EXERCISE PROMPT:
Reproduce the listing below verbatim.

MATERIAL FOR THE TASK:
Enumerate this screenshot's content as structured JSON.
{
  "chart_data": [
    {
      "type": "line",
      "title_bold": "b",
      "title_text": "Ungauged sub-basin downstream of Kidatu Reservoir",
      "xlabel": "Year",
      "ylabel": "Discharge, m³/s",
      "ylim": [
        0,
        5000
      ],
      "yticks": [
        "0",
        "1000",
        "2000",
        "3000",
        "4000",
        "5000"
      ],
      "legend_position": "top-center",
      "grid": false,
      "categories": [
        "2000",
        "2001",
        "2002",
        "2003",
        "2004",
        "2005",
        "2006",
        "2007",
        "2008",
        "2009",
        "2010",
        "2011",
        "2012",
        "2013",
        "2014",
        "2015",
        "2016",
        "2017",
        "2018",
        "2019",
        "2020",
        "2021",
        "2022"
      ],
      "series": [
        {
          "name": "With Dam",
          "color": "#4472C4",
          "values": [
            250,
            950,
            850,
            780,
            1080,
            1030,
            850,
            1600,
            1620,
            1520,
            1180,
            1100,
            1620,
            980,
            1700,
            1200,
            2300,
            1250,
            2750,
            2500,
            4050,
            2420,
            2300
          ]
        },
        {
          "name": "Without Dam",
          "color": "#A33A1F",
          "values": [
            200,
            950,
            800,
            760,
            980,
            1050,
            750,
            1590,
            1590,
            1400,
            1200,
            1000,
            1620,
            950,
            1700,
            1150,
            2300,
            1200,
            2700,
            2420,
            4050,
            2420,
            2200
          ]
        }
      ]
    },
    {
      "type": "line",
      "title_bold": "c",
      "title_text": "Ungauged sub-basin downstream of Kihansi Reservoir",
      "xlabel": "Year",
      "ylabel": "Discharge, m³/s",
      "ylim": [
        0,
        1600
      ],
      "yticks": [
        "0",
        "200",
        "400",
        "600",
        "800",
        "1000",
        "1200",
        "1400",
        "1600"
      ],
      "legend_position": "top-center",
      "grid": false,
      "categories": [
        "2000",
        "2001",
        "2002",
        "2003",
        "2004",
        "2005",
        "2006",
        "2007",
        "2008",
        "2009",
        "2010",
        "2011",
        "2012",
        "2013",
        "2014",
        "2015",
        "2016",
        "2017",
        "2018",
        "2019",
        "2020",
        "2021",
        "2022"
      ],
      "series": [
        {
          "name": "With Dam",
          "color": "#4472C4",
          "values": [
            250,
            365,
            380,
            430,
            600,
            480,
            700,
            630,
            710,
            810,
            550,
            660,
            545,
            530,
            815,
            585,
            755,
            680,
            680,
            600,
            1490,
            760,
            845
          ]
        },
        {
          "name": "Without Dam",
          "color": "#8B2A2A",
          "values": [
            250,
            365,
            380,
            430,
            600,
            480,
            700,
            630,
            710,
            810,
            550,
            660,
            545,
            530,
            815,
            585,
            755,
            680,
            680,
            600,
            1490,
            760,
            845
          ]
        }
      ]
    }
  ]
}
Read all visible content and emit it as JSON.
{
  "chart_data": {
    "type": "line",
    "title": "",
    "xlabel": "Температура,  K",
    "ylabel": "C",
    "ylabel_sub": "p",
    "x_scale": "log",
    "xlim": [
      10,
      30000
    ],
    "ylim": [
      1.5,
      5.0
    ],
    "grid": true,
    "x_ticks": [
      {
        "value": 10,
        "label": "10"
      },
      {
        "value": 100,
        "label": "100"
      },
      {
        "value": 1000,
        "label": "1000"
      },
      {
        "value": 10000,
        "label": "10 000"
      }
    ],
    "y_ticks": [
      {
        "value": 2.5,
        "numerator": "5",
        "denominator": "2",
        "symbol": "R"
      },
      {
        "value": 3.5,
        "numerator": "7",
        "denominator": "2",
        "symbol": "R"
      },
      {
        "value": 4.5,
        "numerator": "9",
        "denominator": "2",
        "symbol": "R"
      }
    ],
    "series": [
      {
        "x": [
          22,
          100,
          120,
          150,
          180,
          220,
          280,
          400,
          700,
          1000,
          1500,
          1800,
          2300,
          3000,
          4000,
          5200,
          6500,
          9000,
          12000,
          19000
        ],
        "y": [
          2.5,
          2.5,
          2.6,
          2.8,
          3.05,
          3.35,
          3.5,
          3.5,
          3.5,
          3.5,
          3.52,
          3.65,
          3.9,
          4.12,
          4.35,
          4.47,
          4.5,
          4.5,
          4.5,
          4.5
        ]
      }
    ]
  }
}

ANSWER TO THE PROBLEM:
Enumerate this screenshot's content as structured JSON.
{
  "chart_data": [
    {
      "type": "line",
      "title_bold": "b",
      "title_text": "Ungauged sub-basin downstream of Kidatu Reservoir",
      "xlabel": "Year",
      "ylabel": "Discharge, m³/s",
      "ylim": [
        0,
        5000
      ],
      "yticks": [
        "0",
        "1000",
        "2000",
        "3000",
        "4000",
        "5000"
      ],
      "legend_position": "top-center",
      "grid": false,
      "categories": [
        "2000",
        "2001",
        "2002",
        "2003",
        "2004",
        "2005",
        "2006",
        "2007",
        "2008",
        "2009",
        "2010",
        "2011",
        "2012",
        "2013",
        "2014",
        "2015",
        "2016",
        "2017",
        "2018",
        "2019",
        "2020",
        "2021",
        "2022"
      ],
      "series": [
        {
          "name": "With Dam",
          "color": "#4472C4",
          "values": [
            250,
            950,
            850,
            780,
            1080,
            1030,
            850,
            1600,
            1620,
            1520,
            1180,
            1100,
            1620,
            980,
            1700,
            1200,
            2300,
            1250,
            2750,
            2500,
            4050,
            2420,
            2300
          ]
        },
        {
          "name": "Without Dam",
          "color": "#A33A1F",
          "values": [
            200,
            950,
            800,
            760,
            980,
            1050,
            750,
            1590,
            1590,
            1400,
            1200,
            1000,
            1620,
            950,
            1700,
            1150,
            2300,
            1200,
            2700,
            2420,
            4050,
            2420,
            2200
          ]
        }
      ]
    },
    {
      "type": "line",
      "title_bold": "c",
      "title_text": "Ungauged sub-basin downstream of Kihansi Reservoir",
      "xlabel": "Year",
      "ylabel": "Discharge, m³/s",
      "ylim": [
        0,
        1600
      ],
      "yticks": [
        "0",
        "200",
        "400",
        "600",
        "800",
        "1000",
        "1200",
        "1400",
        "1600"
      ],
      "legend_position": "top-center",
      "grid": false,
      "categories": [
        "2000",
        "2001",
        "2002",
        "2003",
        "2004",
        "2005",
        "2006",
        "2007",
        "2008",
        "2009",
        "2010",
        "2011",
        "2012",
        "2013",
        "2014",
        "2015",
        "2016",
        "2017",
        "2018",
        "2019",
        "2020",
        "2021",
        "2022"
      ],
      "series": [
        {
          "name": "With Dam",
          "color": "#4472C4",
          "values": [
            250,
            365,
            380,
            430,
            600,
            480,
            700,
            630,
            710,
            810,
            550,
            660,
            545,
            530,
            815,
            585,
            755,
            680,
            680,
            600,
            1490,
            760,
            845
          ]
        },
        {
          "name": "Without Dam",
          "color": "#8B2A2A",
          "values": [
            250,
            365,
            380,
            430,
            600,
            480,
            700,
            630,
            710,
            810,
            550,
            660,
            545,
            530,
            815,
            585,
            755,
            680,
            680,
            600,
            1490,
            760,
            845
          ]
        }
      ]
    }
  ]
}
Read all visible content and emit it as JSON.
{
  "chart_data": {
    "type": "line",
    "title": "",
    "xlabel": "Температура,  K",
    "ylabel": "C",
    "ylabel_sub": "p",
    "x_scale": "log",
    "xlim": [
      10,
      30000
    ],
    "ylim": [
      1.5,
      5.0
    ],
    "grid": true,
    "x_ticks": [
      {
        "value": 10,
        "label": "10"
      },
      {
        "value": 100,
        "label": "100"
      },
      {
        "value": 1000,
        "label": "1000"
      },
      {
        "value": 10000,
        "label": "10 000"
      }
    ],
    "y_ticks": [
      {
        "value": 2.5,
        "numerator": "5",
        "denominator": "2",
        "symbol": "R"
      },
      {
        "value": 3.5,
        "numerator": "7",
        "denominator": "2",
        "symbol": "R"
      },
      {
        "value": 4.5,
        "numerator": "9",
        "denominator": "2",
        "symbol": "R"
      }
    ],
    "series": [
      {
        "x": [
          22,
          100,
          120,
          150,
          180,
          220,
          280,
          400,
          700,
          1000,
          1500,
          1800,
          2300,
          3000,
          4000,
          5200,
          6500,
          9000,
          12000,
          19000
        ],
        "y": [
          2.5,
          2.5,
          2.6,
          2.8,
          3.05,
          3.35,
          3.5,
          3.5,
          3.5,
          3.5,
          3.52,
          3.65,
          3.9,
          4.12,
          4.35,
          4.47,
          4.5,
          4.5,
          4.5,
          4.5
        ]
      }
    ]
  }
}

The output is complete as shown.